Problem description
Beneath this sentence is a set of records; write each of them out exactly.

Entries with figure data

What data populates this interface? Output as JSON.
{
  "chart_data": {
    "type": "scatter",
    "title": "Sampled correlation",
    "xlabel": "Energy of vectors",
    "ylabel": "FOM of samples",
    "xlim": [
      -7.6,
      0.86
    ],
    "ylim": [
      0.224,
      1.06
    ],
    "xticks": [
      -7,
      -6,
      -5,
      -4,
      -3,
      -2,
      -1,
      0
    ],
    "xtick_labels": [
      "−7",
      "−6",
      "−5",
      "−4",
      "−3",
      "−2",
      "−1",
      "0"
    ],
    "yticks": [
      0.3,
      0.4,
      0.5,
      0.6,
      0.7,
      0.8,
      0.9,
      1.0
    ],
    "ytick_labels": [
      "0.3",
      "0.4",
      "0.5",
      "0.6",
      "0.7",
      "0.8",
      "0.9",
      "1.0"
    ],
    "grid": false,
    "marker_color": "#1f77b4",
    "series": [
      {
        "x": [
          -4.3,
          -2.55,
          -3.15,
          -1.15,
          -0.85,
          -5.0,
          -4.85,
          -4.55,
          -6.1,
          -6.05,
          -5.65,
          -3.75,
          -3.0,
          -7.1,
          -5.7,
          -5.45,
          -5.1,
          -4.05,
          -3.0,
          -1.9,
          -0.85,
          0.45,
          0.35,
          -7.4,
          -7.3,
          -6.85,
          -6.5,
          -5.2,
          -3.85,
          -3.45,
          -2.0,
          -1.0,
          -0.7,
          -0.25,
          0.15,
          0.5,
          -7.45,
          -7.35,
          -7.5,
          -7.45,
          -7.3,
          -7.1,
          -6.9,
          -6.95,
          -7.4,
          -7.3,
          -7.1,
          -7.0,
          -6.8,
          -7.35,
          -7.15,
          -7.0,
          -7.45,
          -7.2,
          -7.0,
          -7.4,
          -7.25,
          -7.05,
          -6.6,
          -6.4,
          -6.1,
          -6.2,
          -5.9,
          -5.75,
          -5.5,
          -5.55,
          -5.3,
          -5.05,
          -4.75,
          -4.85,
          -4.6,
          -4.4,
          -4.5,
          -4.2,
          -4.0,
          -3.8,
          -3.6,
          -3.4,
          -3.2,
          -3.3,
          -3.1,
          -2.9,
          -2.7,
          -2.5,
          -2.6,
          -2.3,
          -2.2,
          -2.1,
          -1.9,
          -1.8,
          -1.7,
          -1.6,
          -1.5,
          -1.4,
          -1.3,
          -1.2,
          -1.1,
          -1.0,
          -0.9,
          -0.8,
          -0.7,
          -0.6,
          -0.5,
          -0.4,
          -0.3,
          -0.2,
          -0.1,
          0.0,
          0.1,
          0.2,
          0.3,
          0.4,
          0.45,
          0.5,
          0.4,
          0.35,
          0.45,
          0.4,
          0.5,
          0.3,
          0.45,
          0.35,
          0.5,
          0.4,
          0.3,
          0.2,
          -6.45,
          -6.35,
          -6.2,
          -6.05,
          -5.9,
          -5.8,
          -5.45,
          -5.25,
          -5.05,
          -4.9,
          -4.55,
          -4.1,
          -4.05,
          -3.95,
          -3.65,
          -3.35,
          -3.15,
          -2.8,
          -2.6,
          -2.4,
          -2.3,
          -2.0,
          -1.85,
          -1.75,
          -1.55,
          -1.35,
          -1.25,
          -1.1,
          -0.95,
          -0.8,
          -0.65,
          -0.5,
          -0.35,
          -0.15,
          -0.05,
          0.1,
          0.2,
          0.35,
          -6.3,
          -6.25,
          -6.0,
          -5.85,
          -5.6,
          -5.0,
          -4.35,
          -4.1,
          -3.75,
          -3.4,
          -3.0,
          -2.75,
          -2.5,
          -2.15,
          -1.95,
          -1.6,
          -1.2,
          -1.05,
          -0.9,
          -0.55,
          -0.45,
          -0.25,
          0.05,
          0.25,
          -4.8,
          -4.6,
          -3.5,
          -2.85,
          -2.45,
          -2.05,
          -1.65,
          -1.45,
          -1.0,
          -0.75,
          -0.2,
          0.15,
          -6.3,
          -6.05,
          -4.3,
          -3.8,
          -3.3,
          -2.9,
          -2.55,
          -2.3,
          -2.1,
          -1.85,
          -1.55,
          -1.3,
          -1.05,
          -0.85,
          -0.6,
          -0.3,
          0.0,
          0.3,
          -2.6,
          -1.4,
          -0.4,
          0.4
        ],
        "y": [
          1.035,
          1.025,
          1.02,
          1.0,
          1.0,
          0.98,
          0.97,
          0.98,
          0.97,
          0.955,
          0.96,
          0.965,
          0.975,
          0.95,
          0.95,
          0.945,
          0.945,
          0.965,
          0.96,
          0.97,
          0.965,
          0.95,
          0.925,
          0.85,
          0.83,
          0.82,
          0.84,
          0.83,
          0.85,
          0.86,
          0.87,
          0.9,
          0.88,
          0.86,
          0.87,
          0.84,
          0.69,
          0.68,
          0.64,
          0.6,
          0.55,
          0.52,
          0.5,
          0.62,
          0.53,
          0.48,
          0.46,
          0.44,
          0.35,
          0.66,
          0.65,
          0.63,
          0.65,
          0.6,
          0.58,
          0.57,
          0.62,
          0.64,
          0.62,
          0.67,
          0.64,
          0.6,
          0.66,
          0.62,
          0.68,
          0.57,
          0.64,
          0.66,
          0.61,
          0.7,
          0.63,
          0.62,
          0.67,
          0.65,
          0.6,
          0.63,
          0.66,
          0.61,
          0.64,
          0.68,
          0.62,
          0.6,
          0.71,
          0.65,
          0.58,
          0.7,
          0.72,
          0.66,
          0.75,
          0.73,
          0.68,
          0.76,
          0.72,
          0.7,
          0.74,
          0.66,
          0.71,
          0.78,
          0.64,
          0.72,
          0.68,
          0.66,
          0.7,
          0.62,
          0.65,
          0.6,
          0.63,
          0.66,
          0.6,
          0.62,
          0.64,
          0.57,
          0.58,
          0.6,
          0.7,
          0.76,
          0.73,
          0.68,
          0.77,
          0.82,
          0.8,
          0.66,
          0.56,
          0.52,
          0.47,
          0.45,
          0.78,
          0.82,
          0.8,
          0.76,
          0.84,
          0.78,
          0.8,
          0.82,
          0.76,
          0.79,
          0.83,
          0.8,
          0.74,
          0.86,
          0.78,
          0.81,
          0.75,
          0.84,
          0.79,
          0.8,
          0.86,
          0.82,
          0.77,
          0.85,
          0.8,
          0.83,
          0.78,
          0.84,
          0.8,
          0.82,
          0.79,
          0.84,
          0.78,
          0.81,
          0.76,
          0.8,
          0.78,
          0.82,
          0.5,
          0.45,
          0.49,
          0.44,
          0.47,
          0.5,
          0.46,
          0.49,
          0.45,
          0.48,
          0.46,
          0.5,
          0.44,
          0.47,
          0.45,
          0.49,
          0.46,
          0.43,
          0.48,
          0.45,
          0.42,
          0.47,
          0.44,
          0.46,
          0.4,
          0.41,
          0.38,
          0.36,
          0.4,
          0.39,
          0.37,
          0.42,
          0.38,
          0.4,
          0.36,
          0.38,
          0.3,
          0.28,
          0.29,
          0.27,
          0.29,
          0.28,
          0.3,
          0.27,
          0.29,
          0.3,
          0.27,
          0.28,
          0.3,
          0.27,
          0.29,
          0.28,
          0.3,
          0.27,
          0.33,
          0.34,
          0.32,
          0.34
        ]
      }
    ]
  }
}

Written answer
What data populates this interface? Output as JSON.
{
  "chart_data": {
    "type": "scatter",
    "title": "Sampled correlation",
    "xlabel": "Energy of vectors",
    "ylabel": "FOM of samples",
    "xlim": [
      -7.6,
      0.86
    ],
    "ylim": [
      0.224,
      1.06
    ],
    "xticks": [
      -7,
      -6,
      -5,
      -4,
      -3,
      -2,
      -1,
      0
    ],
    "xtick_labels": [
      "−7",
      "−6",
      "−5",
      "−4",
      "−3",
      "−2",
      "−1",
      "0"
    ],
    "yticks": [
      0.3,
      0.4,
      0.5,
      0.6,
      0.7,
      0.8,
      0.9,
      1.0
    ],
    "ytick_labels": [
      "0.3",
      "0.4",
      "0.5",
      "0.6",
      "0.7",
      "0.8",
      "0.9",
      "1.0"
    ],
    "grid": false,
    "marker_color": "#1f77b4",
    "series": [
      {
        "x": [
          -4.3,
          -2.55,
          -3.15,
          -1.15,
          -0.85,
          -5.0,
          -4.85,
          -4.55,
          -6.1,
          -6.05,
          -5.65,
          -3.75,
          -3.0,
          -7.1,
          -5.7,
          -5.45,
          -5.1,
          -4.05,
          -3.0,
          -1.9,
          -0.85,
          0.45,
          0.35,
          -7.4,
          -7.3,
          -6.85,
          -6.5,
          -5.2,
          -3.85,
          -3.45,
          -2.0,
          -1.0,
          -0.7,
          -0.25,
          0.15,
          0.5,
          -7.45,
          -7.35,
          -7.5,
          -7.45,
          -7.3,
          -7.1,
          -6.9,
          -6.95,
          -7.4,
          -7.3,
          -7.1,
          -7.0,
          -6.8,
          -7.35,
          -7.15,
          -7.0,
          -7.45,
          -7.2,
          -7.0,
          -7.4,
          -7.25,
          -7.05,
          -6.6,
          -6.4,
          -6.1,
          -6.2,
          -5.9,
          -5.75,
          -5.5,
          -5.55,
          -5.3,
          -5.05,
          -4.75,
          -4.85,
          -4.6,
          -4.4,
          -4.5,
          -4.2,
          -4.0,
          -3.8,
          -3.6,
          -3.4,
          -3.2,
          -3.3,
          -3.1,
          -2.9,
          -2.7,
          -2.5,
          -2.6,
          -2.3,
          -2.2,
          -2.1,
          -1.9,
          -1.8,
          -1.7,
          -1.6,
          -1.5,
          -1.4,
          -1.3,
          -1.2,
          -1.1,
          -1.0,
          -0.9,
          -0.8,
          -0.7,
          -0.6,
          -0.5,
          -0.4,
          -0.3,
          -0.2,
          -0.1,
          0.0,
          0.1,
          0.2,
          0.3,
          0.4,
          0.45,
          0.5,
          0.4,
          0.35,
          0.45,
          0.4,
          0.5,
          0.3,
          0.45,
          0.35,
          0.5,
          0.4,
          0.3,
          0.2,
          -6.45,
          -6.35,
          -6.2,
          -6.05,
          -5.9,
          -5.8,
          -5.45,
          -5.25,
          -5.05,
          -4.9,
          -4.55,
          -4.1,
          -4.05,
          -3.95,
          -3.65,
          -3.35,
          -3.15,
          -2.8,
          -2.6,
          -2.4,
          -2.3,
          -2.0,
          -1.85,
          -1.75,
          -1.55,
          -1.35,
          -1.25,
          -1.1,
          -0.95,
          -0.8,
          -0.65,
          -0.5,
          -0.35,
          -0.15,
          -0.05,
          0.1,
          0.2,
          0.35,
          -6.3,
          -6.25,
          -6.0,
          -5.85,
          -5.6,
          -5.0,
          -4.35,
          -4.1,
          -3.75,
          -3.4,
          -3.0,
          -2.75,
          -2.5,
          -2.15,
          -1.95,
          -1.6,
          -1.2,
          -1.05,
          -0.9,
          -0.55,
          -0.45,
          -0.25,
          0.05,
          0.25,
          -4.8,
          -4.6,
          -3.5,
          -2.85,
          -2.45,
          -2.05,
          -1.65,
          -1.45,
          -1.0,
          -0.75,
          -0.2,
          0.15,
          -6.3,
          -6.05,
          -4.3,
          -3.8,
          -3.3,
          -2.9,
          -2.55,
          -2.3,
          -2.1,
          -1.85,
          -1.55,
          -1.3,
          -1.05,
          -0.85,
          -0.6,
          -0.3,
          0.0,
          0.3,
          -2.6,
          -1.4,
          -0.4,
          0.4
        ],
        "y": [
          1.035,
          1.025,
          1.02,
          1.0,
          1.0,
          0.98,
          0.97,
          0.98,
          0.97,
          0.955,
          0.96,
          0.965,
          0.975,
          0.95,
          0.95,
          0.945,
          0.945,
          0.965,
          0.96,
          0.97,
          0.965,
          0.95,
          0.925,
          0.85,
          0.83,
          0.82,
          0.84,
          0.83,
          0.85,
          0.86,
          0.87,
          0.9,
          0.88,
          0.86,
          0.87,
          0.84,
          0.69,
          0.68,
          0.64,
          0.6,
          0.55,
          0.52,
          0.5,
          0.62,
          0.53,
          0.48,
          0.46,
          0.44,
          0.35,
          0.66,
          0.65,
          0.63,
          0.65,
          0.6,
          0.58,
          0.57,
          0.62,
          0.64,
          0.62,
          0.67,
          0.64,
          0.6,
          0.66,
          0.62,
          0.68,
          0.57,
          0.64,
          0.66,
          0.61,
          0.7,
          0.63,
          0.62,
          0.67,
          0.65,
          0.6,
          0.63,
          0.66,
          0.61,
          0.64,
          0.68,
          0.62,
          0.6,
          0.71,
          0.65,
          0.58,
          0.7,
          0.72,
          0.66,
          0.75,
          0.73,
          0.68,
          0.76,
          0.72,
          0.7,
          0.74,
          0.66,
          0.71,
          0.78,
          0.64,
          0.72,
          0.68,
          0.66,
          0.7,
          0.62,
          0.65,
          0.6,
          0.63,
          0.66,
          0.6,
          0.62,
          0.64,
          0.57,
          0.58,
          0.6,
          0.7,
          0.76,
          0.73,
          0.68,
          0.77,
          0.82,
          0.8,
          0.66,
          0.56,
          0.52,
          0.47,
          0.45,
          0.78,
          0.82,
          0.8,
          0.76,
          0.84,
          0.78,
          0.8,
          0.82,
          0.76,
          0.79,
          0.83,
          0.8,
          0.74,
          0.86,
          0.78,
          0.81,
          0.75,
          0.84,
          0.79,
          0.8,
          0.86,
          0.82,
          0.77,
          0.85,
          0.8,
          0.83,
          0.78,
          0.84,
          0.8,
          0.82,
          0.79,
          0.84,
          0.78,
          0.81,
          0.76,
          0.8,
          0.78,
          0.82,
          0.5,
          0.45,
          0.49,
          0.44,
          0.47,
          0.5,
          0.46,
          0.49,
          0.45,
          0.48,
          0.46,
          0.5,
          0.44,
          0.47,
          0.45,
          0.49,
          0.46,
          0.43,
          0.48,
          0.45,
          0.42,
          0.47,
          0.44,
          0.46,
          0.4,
          0.41,
          0.38,
          0.36,
          0.4,
          0.39,
          0.37,
          0.42,
          0.38,
          0.4,
          0.36,
          0.38,
          0.3,
          0.28,
          0.29,
          0.27,
          0.29,
          0.28,
          0.3,
          0.27,
          0.29,
          0.3,
          0.27,
          0.28,
          0.3,
          0.27,
          0.29,
          0.28,
          0.3,
          0.27,
          0.33,
          0.34,
          0.32,
          0.34
        ]
      }
    ]
  }
}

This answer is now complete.